(Data extracted from a collection)

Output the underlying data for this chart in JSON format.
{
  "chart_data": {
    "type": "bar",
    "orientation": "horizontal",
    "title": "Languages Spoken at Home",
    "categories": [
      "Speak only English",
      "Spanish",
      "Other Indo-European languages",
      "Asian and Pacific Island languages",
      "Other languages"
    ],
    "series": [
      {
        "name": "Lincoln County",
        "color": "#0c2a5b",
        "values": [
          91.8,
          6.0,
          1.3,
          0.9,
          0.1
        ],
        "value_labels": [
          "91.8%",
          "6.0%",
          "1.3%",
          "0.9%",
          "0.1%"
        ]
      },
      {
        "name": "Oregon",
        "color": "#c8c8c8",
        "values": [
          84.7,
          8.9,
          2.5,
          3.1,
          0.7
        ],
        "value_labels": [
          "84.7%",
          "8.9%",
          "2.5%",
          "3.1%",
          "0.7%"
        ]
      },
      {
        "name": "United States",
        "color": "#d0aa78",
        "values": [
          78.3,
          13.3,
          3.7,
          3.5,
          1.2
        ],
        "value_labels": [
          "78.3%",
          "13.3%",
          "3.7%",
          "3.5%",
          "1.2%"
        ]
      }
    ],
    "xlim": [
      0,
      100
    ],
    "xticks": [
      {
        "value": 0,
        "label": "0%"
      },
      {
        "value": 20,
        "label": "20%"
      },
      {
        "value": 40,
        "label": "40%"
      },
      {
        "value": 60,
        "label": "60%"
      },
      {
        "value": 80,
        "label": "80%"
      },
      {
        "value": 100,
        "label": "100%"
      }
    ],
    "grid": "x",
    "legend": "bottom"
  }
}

▶ TASK DIRECTIONS
Scan the material above for the string "color" and report each line where you find it.

▶ TASK SOLUTION
        "color": "#0c2a5b",
        "color": "#c8c8c8",
        "color": "#d0aa78",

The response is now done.